#### SUPPLIED RECORDS:
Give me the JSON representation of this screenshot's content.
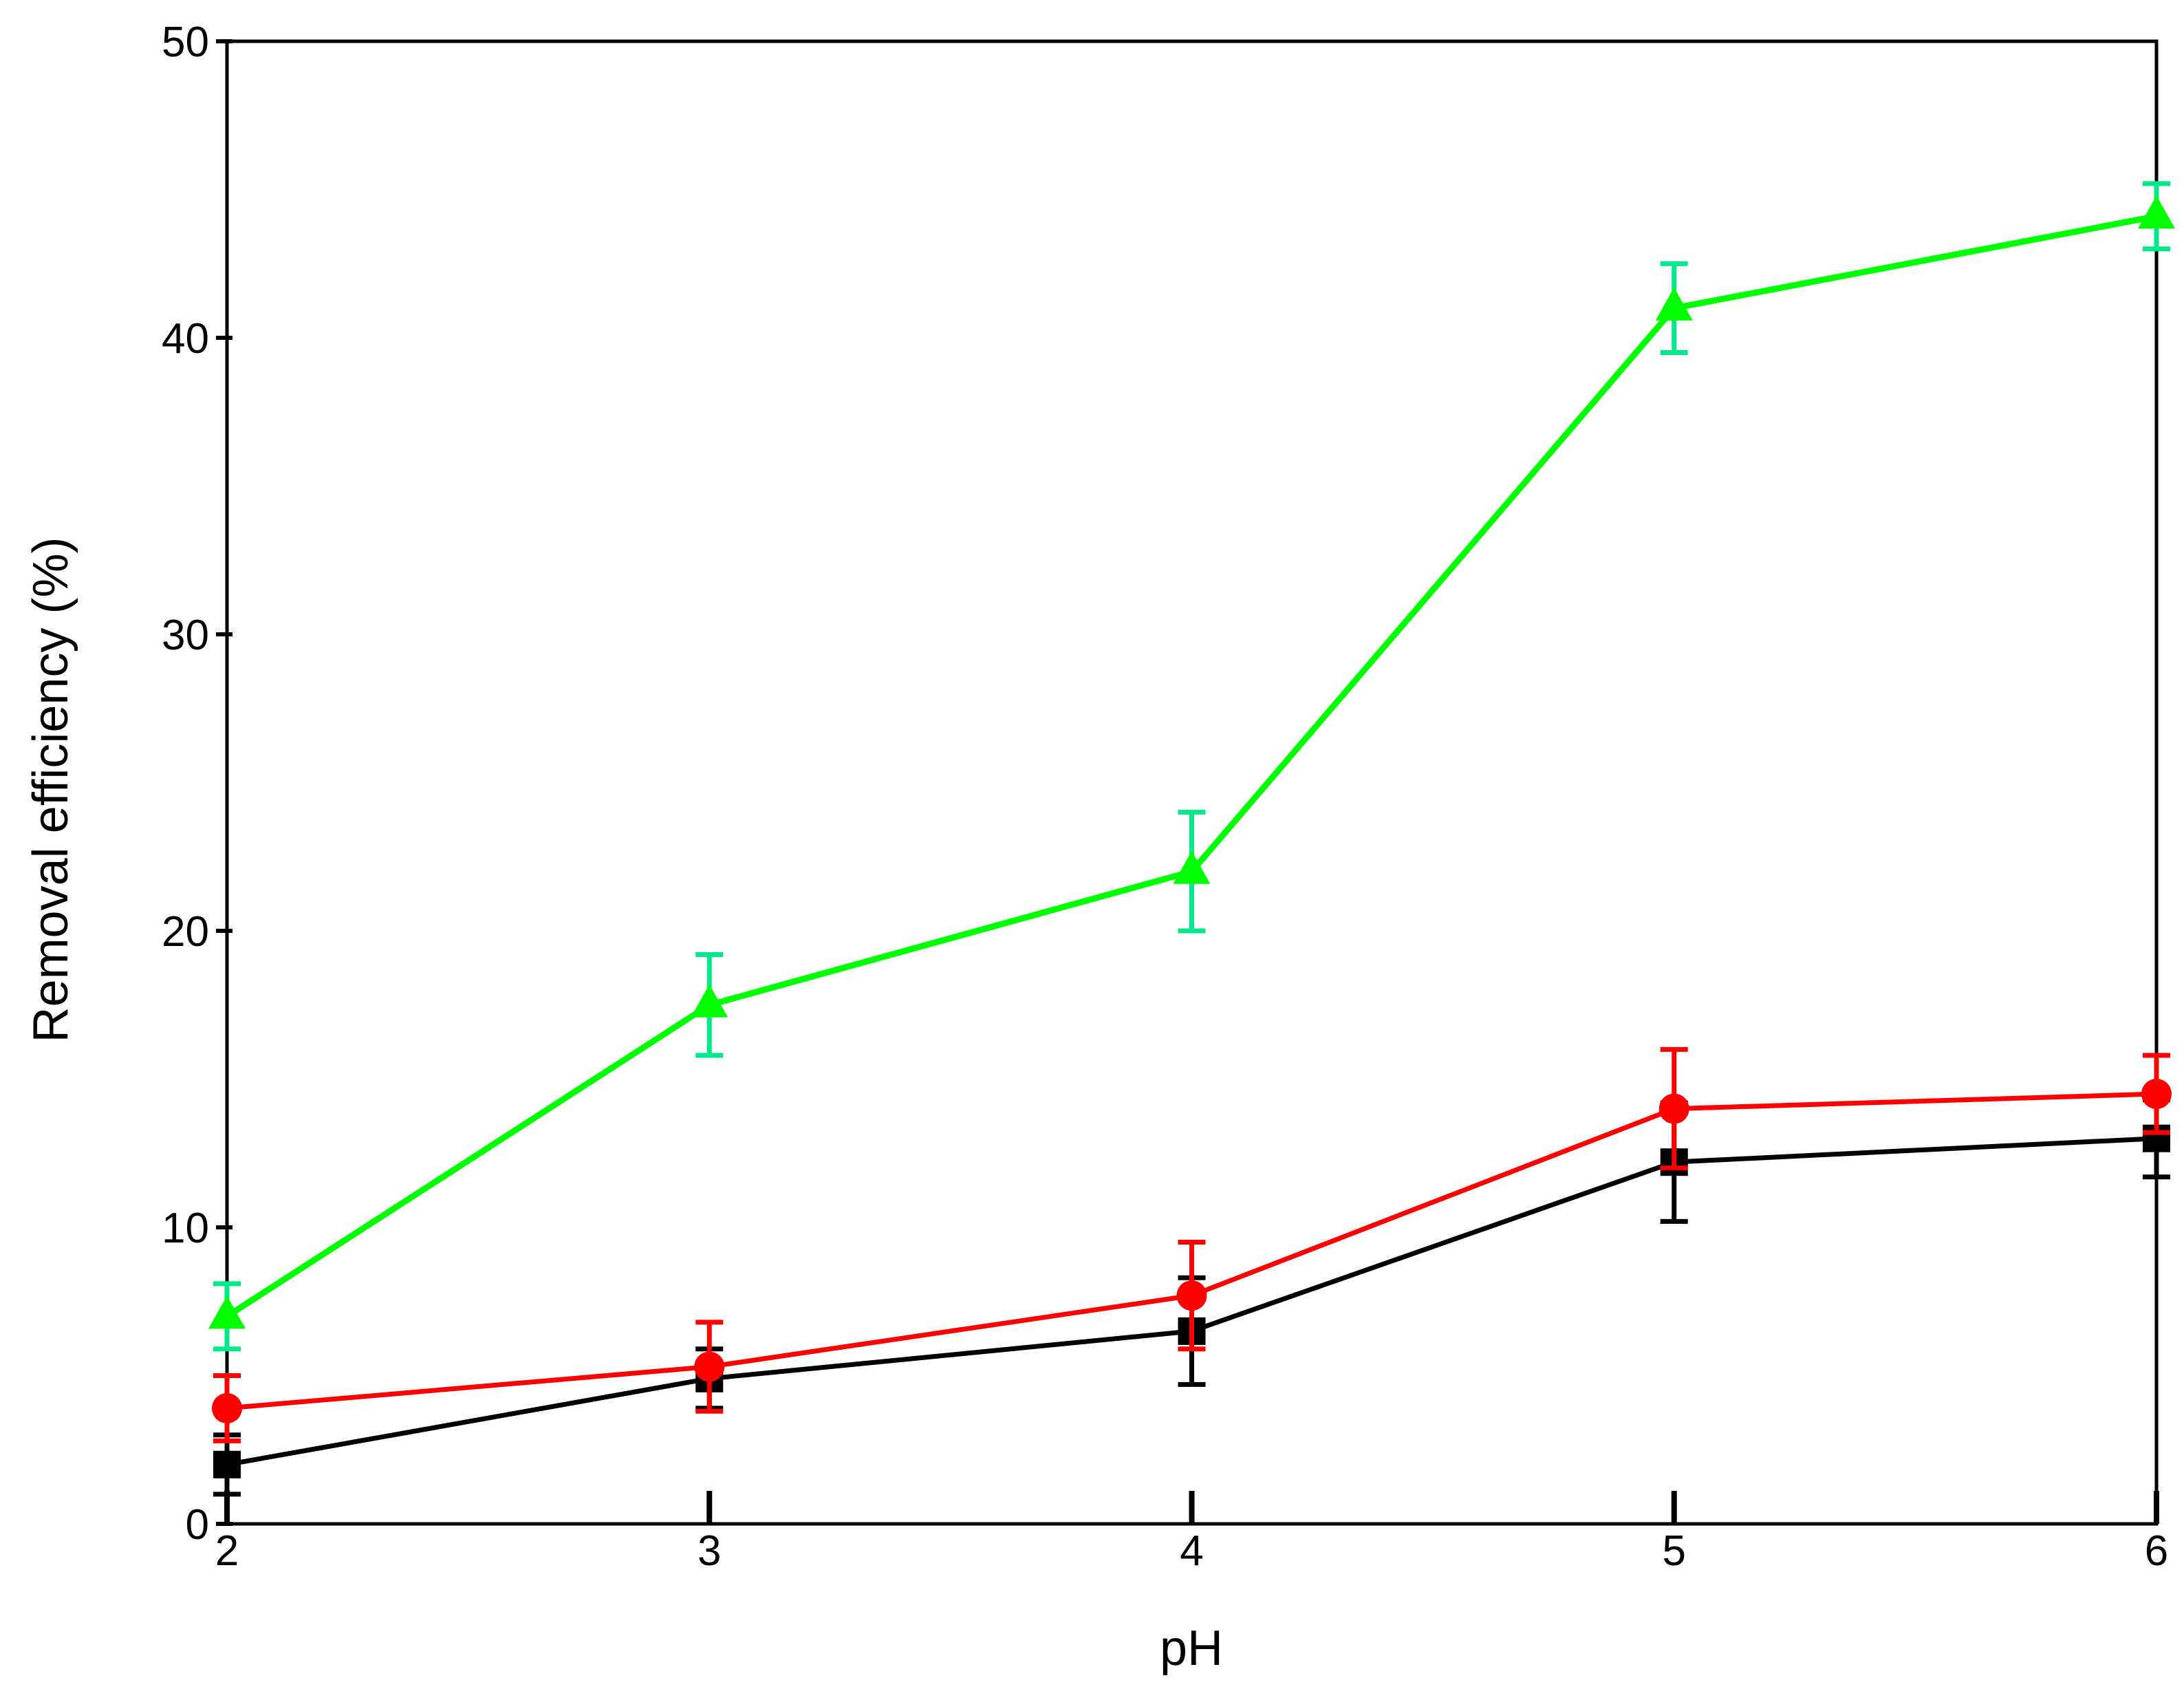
{
  "chart_data": {
    "type": "line",
    "title": "",
    "xlabel": "pH",
    "ylabel": "Removal efficiency (%)",
    "xlim": [
      2,
      6
    ],
    "ylim": [
      0,
      50
    ],
    "x_ticks": [
      2,
      3,
      4,
      5,
      6
    ],
    "y_ticks": [
      0,
      10,
      20,
      30,
      40,
      50
    ],
    "grid": false,
    "legend": "none",
    "x": [
      2,
      3,
      4,
      5,
      6
    ],
    "series": [
      {
        "marker": "square",
        "color": "#000000",
        "values": [
          2.0,
          4.9,
          6.5,
          12.2,
          13.0
        ],
        "errors": [
          1.0,
          1.0,
          1.8,
          2.0,
          1.3
        ]
      },
      {
        "marker": "circle",
        "color": "#ff0000",
        "errors_color": "#ff0000",
        "values": [
          3.9,
          5.3,
          7.7,
          14.0,
          14.5
        ],
        "errors": [
          1.1,
          1.5,
          1.8,
          2.0,
          1.3
        ]
      },
      {
        "marker": "triangle",
        "color": "#00ff00",
        "errors_color": "#00e88a",
        "values": [
          7.0,
          17.5,
          22.0,
          41.0,
          44.1
        ],
        "errors": [
          1.1,
          1.7,
          2.0,
          1.5,
          1.1
        ]
      }
    ]
  }
}
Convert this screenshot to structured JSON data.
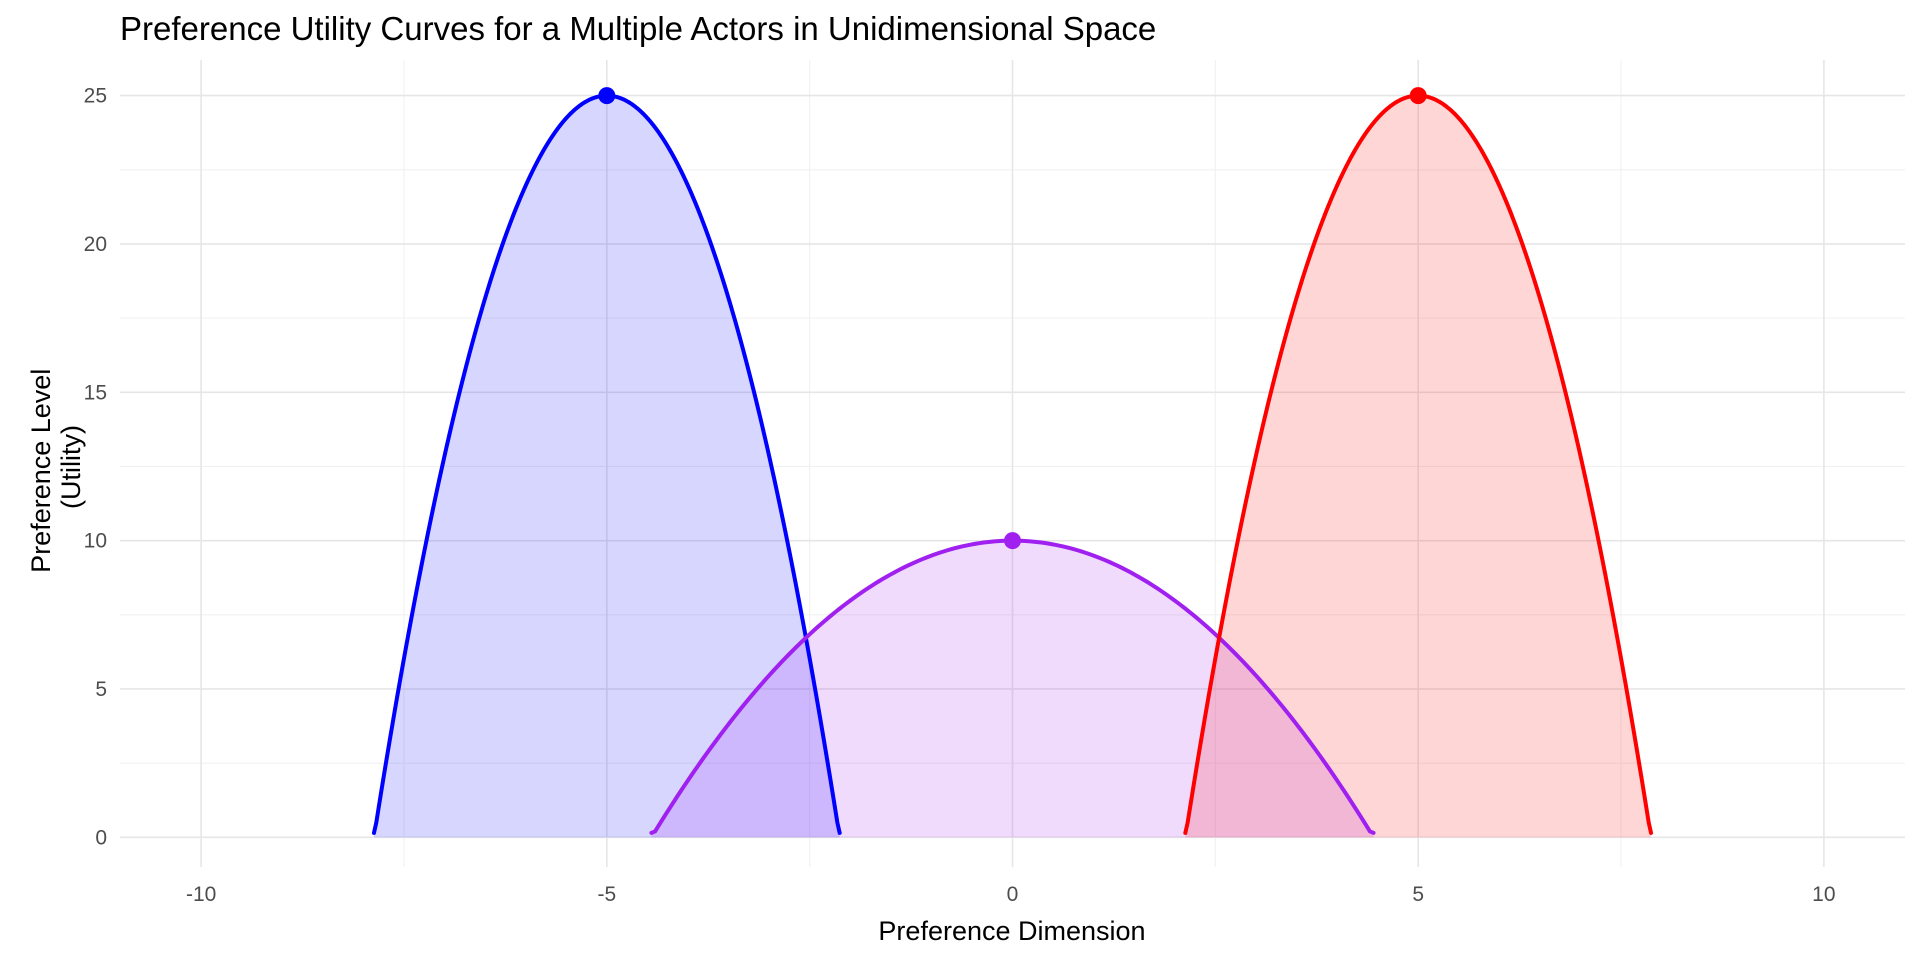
{
  "chart_data": {
    "type": "area",
    "title": "Preference Utility Curves for a Multiple Actors in Unidimensional Space",
    "xlabel": "Preference Dimension",
    "ylabel_lines": [
      "Preference Level",
      "(Utility)"
    ],
    "xlim": [
      -11,
      11
    ],
    "ylim": [
      -1,
      26.2
    ],
    "x_ticks": [
      -10,
      -5,
      0,
      5,
      10
    ],
    "y_ticks": [
      0,
      5,
      10,
      15,
      20,
      25
    ],
    "grid": true,
    "legend": "none",
    "series": [
      {
        "ideal_point": -5,
        "peak_utility": 25,
        "curve": "utility = 25 - 3*(x + 5)^2",
        "x_range": [
          -7.87,
          -2.13
        ],
        "color": "#0000ff",
        "fill": "#0000ff",
        "fill_opacity": 0.16
      },
      {
        "ideal_point": 0,
        "peak_utility": 10,
        "curve": "utility = 10 - 0.5*x^2",
        "x_range": [
          -4.45,
          4.45
        ],
        "color": "#a020f0",
        "fill": "#a020f0",
        "fill_opacity": 0.16
      },
      {
        "ideal_point": 5,
        "peak_utility": 25,
        "curve": "utility = 25 - 3*(x - 5)^2",
        "x_range": [
          2.13,
          7.87
        ],
        "color": "#ff0000",
        "fill": "#ff0000",
        "fill_opacity": 0.16
      }
    ],
    "points": [
      {
        "x": -5,
        "y": 25,
        "color": "#0000ff"
      },
      {
        "x": 0,
        "y": 10,
        "color": "#a020f0"
      },
      {
        "x": 5,
        "y": 25,
        "color": "#ff0000"
      }
    ]
  }
}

#### TO BE DONE:
Pick out every line above that holds the word "JSON" and copy it.

#### WORKED ANSWER:
Give me the JSON representation of this screenshot's content.
Convert this screenshot to structured JSON data.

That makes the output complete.